* Objective
Can you write out the records below again, swapping "interactable" for "clickable" each time it occurs and keeping everything else the same?

(Labeled region entries)
start

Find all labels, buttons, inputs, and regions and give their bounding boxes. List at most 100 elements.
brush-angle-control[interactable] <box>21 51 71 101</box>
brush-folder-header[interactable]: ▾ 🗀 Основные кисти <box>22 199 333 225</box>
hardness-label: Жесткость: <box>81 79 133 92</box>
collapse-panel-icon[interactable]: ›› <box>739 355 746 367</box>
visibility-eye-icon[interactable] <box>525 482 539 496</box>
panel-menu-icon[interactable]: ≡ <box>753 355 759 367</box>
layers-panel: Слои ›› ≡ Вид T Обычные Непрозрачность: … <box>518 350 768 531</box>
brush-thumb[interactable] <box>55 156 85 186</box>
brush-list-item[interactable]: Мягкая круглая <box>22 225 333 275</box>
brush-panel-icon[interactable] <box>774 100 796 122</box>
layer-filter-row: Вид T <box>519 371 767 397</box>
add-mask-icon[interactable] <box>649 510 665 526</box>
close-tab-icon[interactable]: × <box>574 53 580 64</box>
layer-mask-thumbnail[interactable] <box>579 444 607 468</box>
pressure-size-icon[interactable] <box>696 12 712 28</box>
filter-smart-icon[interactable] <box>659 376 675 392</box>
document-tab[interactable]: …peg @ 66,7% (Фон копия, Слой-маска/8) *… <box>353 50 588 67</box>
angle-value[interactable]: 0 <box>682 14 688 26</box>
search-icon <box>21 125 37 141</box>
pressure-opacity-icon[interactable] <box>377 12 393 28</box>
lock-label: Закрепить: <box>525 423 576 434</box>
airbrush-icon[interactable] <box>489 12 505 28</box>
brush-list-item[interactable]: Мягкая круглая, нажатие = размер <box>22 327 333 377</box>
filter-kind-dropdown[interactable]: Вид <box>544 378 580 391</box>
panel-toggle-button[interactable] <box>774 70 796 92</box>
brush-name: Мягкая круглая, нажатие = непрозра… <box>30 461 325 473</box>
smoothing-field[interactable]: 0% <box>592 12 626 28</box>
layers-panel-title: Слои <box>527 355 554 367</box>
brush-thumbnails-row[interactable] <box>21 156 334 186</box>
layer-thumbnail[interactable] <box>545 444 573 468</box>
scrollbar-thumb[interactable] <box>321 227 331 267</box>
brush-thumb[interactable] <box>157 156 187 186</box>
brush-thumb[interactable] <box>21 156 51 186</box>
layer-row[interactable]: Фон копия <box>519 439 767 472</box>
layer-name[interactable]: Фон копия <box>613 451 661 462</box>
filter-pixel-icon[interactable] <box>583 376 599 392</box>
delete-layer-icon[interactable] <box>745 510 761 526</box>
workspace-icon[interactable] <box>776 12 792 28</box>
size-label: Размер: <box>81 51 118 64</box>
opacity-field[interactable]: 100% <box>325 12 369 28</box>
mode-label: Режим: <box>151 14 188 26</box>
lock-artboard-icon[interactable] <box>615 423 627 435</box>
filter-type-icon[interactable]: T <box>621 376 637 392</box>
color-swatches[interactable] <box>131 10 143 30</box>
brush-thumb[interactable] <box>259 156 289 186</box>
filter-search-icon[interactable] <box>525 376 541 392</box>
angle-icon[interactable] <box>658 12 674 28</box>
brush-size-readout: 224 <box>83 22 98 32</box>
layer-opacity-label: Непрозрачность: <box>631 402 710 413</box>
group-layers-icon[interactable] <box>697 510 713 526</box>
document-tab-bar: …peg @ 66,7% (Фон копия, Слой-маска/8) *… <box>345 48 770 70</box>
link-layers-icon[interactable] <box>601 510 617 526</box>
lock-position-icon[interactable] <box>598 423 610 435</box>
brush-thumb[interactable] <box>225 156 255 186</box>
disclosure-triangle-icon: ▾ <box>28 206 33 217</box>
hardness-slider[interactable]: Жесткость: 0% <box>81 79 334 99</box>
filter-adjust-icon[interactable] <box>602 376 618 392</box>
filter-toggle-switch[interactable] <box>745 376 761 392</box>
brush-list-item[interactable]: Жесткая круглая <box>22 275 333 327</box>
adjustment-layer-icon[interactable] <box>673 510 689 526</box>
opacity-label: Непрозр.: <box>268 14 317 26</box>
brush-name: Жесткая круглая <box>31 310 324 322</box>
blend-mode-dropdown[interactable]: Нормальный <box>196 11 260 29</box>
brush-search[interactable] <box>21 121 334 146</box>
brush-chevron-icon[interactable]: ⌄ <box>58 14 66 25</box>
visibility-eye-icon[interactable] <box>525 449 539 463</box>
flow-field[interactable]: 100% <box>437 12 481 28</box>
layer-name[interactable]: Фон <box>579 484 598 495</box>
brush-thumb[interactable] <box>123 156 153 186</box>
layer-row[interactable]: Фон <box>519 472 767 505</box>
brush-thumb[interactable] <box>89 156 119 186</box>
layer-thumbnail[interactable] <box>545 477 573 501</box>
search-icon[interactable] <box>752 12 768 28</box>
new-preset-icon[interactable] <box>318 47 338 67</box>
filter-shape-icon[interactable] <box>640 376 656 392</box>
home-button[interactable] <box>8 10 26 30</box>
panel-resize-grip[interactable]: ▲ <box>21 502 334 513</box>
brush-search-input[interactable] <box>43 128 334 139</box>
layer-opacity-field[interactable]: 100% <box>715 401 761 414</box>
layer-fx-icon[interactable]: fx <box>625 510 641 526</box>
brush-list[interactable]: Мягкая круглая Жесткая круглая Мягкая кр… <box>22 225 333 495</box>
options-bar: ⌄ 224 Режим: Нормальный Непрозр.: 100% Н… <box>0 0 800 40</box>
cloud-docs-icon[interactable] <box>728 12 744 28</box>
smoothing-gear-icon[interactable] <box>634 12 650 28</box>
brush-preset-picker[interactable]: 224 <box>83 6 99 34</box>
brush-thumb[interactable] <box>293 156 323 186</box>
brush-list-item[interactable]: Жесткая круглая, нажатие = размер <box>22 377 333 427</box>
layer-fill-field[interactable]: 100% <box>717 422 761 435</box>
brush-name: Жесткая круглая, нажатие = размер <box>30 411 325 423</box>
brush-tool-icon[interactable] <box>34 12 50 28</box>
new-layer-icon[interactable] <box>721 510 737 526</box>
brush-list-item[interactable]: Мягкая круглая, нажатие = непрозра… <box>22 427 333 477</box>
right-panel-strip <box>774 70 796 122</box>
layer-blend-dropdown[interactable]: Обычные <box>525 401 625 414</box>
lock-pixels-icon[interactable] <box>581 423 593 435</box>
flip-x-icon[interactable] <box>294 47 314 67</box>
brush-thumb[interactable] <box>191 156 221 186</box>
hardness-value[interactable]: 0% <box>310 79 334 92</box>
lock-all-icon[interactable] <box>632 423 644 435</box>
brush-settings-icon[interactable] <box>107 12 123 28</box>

end

* Complete response
Find all labels, buttons, inputs, and regions and give their bounding boxes. List at most 100 elements.
brush-angle-control[clickable] <box>21 51 71 101</box>
brush-folder-header[clickable]: ▾ 🗀 Основные кисти <box>22 199 333 225</box>
hardness-label: Жесткость: <box>81 79 133 92</box>
collapse-panel-icon[clickable]: ›› <box>739 355 746 367</box>
visibility-eye-icon[clickable] <box>525 482 539 496</box>
panel-menu-icon[clickable]: ≡ <box>753 355 759 367</box>
layers-panel: Слои ›› ≡ Вид T Обычные Непрозрачность: … <box>518 350 768 531</box>
brush-thumb[clickable] <box>55 156 85 186</box>
brush-list-item[clickable]: Мягкая круглая <box>22 225 333 275</box>
brush-panel-icon[clickable] <box>774 100 796 122</box>
layer-filter-row: Вид T <box>519 371 767 397</box>
add-mask-icon[clickable] <box>649 510 665 526</box>
close-tab-icon[clickable]: × <box>574 53 580 64</box>
layer-mask-thumbnail[clickable] <box>579 444 607 468</box>
pressure-size-icon[clickable] <box>696 12 712 28</box>
filter-smart-icon[clickable] <box>659 376 675 392</box>
document-tab[clickable]: …peg @ 66,7% (Фон копия, Слой-маска/8) *… <box>353 50 588 67</box>
angle-value[clickable]: 0 <box>682 14 688 26</box>
search-icon <box>21 125 37 141</box>
pressure-opacity-icon[clickable] <box>377 12 393 28</box>
lock-label: Закрепить: <box>525 423 576 434</box>
airbrush-icon[clickable] <box>489 12 505 28</box>
brush-list-item[clickable]: Мягкая круглая, нажатие = размер <box>22 327 333 377</box>
filter-kind-dropdown[clickable]: Вид <box>544 378 580 391</box>
panel-toggle-button[clickable] <box>774 70 796 92</box>
brush-name: Мягкая круглая, нажатие = непрозра… <box>30 461 325 473</box>
smoothing-field[clickable]: 0% <box>592 12 626 28</box>
layers-panel-title: Слои <box>527 355 554 367</box>
brush-thumbnails-row[clickable] <box>21 156 334 186</box>
layer-thumbnail[clickable] <box>545 444 573 468</box>
scrollbar-thumb[clickable] <box>321 227 331 267</box>
brush-thumb[clickable] <box>157 156 187 186</box>
brush-thumb[clickable] <box>21 156 51 186</box>
layer-row[clickable]: Фон копия <box>519 439 767 472</box>
layer-name[clickable]: Фон копия <box>613 451 661 462</box>
filter-pixel-icon[clickable] <box>583 376 599 392</box>
delete-layer-icon[clickable] <box>745 510 761 526</box>
workspace-icon[clickable] <box>776 12 792 28</box>
size-label: Размер: <box>81 51 118 64</box>
opacity-field[clickable]: 100% <box>325 12 369 28</box>
mode-label: Режим: <box>151 14 188 26</box>
lock-artboard-icon[clickable] <box>615 423 627 435</box>
filter-type-icon[clickable]: T <box>621 376 637 392</box>
color-swatches[clickable] <box>131 10 143 30</box>
brush-thumb[clickable] <box>259 156 289 186</box>
filter-search-icon[clickable] <box>525 376 541 392</box>
angle-icon[clickable] <box>658 12 674 28</box>
brush-size-readout: 224 <box>83 22 98 32</box>
layer-opacity-label: Непрозрачность: <box>631 402 710 413</box>
group-layers-icon[clickable] <box>697 510 713 526</box>
document-tab-bar: …peg @ 66,7% (Фон копия, Слой-маска/8) *… <box>345 48 770 70</box>
link-layers-icon[clickable] <box>601 510 617 526</box>
lock-position-icon[clickable] <box>598 423 610 435</box>
brush-thumb[clickable] <box>225 156 255 186</box>
disclosure-triangle-icon: ▾ <box>28 206 33 217</box>
hardness-slider[clickable]: Жесткость: 0% <box>81 79 334 99</box>
filter-adjust-icon[clickable] <box>602 376 618 392</box>
filter-toggle-switch[clickable] <box>745 376 761 392</box>
brush-list-item[clickable]: Жесткая круглая <box>22 275 333 327</box>
adjustment-layer-icon[clickable] <box>673 510 689 526</box>
opacity-label: Непрозр.: <box>268 14 317 26</box>
brush-name: Жесткая круглая <box>31 310 324 322</box>
blend-mode-dropdown[clickable]: Нормальный <box>196 11 260 29</box>
brush-search[clickable] <box>21 121 334 146</box>
brush-chevron-icon[clickable]: ⌄ <box>58 14 66 25</box>
visibility-eye-icon[clickable] <box>525 449 539 463</box>
flow-field[clickable]: 100% <box>437 12 481 28</box>
layer-name[clickable]: Фон <box>579 484 598 495</box>
brush-thumb[clickable] <box>123 156 153 186</box>
layer-row[clickable]: Фон <box>519 472 767 505</box>
brush-thumb[clickable] <box>89 156 119 186</box>
layer-thumbnail[clickable] <box>545 477 573 501</box>
search-icon[clickable] <box>752 12 768 28</box>
new-preset-icon[clickable] <box>318 47 338 67</box>
filter-shape-icon[clickable] <box>640 376 656 392</box>
home-button[clickable] <box>8 10 26 30</box>
panel-resize-grip[clickable]: ▲ <box>21 502 334 513</box>
brush-search-input[clickable] <box>43 128 334 139</box>
layer-opacity-field[clickable]: 100% <box>715 401 761 414</box>
layer-fx-icon[clickable]: fx <box>625 510 641 526</box>
brush-list[clickable]: Мягкая круглая Жесткая круглая Мягкая кр… <box>22 225 333 495</box>
options-bar: ⌄ 224 Режим: Нормальный Непрозр.: 100% Н… <box>0 0 800 40</box>
cloud-docs-icon[clickable] <box>728 12 744 28</box>
smoothing-gear-icon[clickable] <box>634 12 650 28</box>
brush-preset-picker[clickable]: 224 <box>83 6 99 34</box>
brush-thumb[clickable] <box>293 156 323 186</box>
brush-list-item[clickable]: Жесткая круглая, нажатие = размер <box>22 377 333 427</box>
layer-fill-field[clickable]: 100% <box>717 422 761 435</box>
brush-name: Жесткая круглая, нажатие = размер <box>30 411 325 423</box>
brush-tool-icon[clickable] <box>34 12 50 28</box>
new-layer-icon[clickable] <box>721 510 737 526</box>
brush-list-item[clickable]: Мягкая круглая, нажатие = непрозра… <box>22 427 333 477</box>
right-panel-strip <box>774 70 796 122</box>
layer-blend-dropdown[clickable]: Обычные <box>525 401 625 414</box>
lock-pixels-icon[clickable] <box>581 423 593 435</box>
flip-x-icon[clickable] <box>294 47 314 67</box>
brush-thumb[clickable] <box>191 156 221 186</box>
hardness-value[clickable]: 0% <box>310 79 334 92</box>
lock-all-icon[clickable] <box>632 423 644 435</box>
brush-settings-icon[clickable] <box>107 12 123 28</box>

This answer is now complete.